◆ DATA
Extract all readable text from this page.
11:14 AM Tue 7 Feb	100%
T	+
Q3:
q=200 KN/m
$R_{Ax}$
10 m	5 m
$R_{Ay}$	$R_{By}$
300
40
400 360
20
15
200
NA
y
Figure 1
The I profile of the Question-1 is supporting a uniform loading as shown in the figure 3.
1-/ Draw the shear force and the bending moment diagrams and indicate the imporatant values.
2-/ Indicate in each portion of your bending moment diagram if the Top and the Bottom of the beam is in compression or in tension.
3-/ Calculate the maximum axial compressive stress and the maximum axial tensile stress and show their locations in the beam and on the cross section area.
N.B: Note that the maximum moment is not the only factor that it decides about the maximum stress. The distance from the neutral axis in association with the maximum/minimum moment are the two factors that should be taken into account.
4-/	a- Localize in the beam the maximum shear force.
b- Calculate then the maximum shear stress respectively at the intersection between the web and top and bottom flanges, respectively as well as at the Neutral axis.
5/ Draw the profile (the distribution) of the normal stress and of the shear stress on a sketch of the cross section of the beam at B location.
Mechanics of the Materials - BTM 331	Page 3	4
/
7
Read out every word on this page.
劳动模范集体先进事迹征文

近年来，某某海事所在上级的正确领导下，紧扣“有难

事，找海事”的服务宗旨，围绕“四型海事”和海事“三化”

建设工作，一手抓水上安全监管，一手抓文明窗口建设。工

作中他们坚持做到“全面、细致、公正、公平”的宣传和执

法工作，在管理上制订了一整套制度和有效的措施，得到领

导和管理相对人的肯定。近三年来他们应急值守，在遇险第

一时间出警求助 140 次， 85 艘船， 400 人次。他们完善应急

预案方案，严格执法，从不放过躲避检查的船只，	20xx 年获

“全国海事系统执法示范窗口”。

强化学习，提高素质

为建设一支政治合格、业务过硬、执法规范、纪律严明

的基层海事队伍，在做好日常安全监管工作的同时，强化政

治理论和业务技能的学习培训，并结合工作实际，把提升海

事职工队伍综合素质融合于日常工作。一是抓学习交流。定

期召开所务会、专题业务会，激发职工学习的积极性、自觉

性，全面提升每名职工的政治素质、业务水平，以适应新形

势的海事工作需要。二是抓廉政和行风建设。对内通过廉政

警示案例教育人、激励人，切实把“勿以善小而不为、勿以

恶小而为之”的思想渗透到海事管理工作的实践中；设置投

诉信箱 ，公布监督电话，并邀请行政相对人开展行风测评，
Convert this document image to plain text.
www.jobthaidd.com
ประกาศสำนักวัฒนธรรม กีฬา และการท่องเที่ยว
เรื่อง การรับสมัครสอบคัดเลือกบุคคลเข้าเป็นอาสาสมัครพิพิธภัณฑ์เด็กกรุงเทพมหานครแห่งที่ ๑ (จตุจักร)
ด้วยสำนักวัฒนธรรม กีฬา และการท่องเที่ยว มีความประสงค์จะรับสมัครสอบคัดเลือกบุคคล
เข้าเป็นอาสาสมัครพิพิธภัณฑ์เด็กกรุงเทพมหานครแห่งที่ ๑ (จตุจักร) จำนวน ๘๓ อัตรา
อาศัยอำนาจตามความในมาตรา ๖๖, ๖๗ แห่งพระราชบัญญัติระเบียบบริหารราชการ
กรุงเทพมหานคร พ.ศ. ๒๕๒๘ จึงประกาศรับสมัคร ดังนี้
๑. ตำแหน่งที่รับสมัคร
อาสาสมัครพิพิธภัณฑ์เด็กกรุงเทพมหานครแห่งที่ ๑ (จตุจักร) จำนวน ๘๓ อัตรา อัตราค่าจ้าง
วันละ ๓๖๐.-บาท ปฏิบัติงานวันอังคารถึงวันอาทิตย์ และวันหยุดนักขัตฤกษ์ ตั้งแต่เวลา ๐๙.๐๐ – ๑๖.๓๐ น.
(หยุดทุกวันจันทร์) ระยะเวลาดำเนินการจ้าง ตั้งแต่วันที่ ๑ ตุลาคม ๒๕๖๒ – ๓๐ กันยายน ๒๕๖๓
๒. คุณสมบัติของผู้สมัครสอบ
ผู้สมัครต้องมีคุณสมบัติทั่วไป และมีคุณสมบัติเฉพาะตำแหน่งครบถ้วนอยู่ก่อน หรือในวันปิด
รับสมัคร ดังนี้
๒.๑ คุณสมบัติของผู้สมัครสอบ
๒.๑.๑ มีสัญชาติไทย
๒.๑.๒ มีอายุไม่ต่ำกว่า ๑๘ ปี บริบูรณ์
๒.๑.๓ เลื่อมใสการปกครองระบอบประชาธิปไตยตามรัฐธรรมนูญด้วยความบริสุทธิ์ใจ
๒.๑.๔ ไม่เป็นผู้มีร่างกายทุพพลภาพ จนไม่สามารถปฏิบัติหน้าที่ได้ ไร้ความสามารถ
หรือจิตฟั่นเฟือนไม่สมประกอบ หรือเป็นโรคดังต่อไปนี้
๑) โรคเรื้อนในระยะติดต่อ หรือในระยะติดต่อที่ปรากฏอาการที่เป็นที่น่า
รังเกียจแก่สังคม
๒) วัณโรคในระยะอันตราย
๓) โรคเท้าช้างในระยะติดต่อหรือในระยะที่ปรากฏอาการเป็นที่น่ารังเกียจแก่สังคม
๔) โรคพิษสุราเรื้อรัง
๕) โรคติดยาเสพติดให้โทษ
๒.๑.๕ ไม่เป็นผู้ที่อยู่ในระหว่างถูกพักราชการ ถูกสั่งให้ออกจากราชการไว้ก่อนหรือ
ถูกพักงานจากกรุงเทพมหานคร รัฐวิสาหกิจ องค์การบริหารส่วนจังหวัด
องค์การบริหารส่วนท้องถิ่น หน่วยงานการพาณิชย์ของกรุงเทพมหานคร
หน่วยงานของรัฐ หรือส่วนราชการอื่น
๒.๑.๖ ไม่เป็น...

◆ EXERCISE GOAL
On how many lines does the word "จำนวน" appear? Answer with only the number.

◆ TASK RESPONSE
2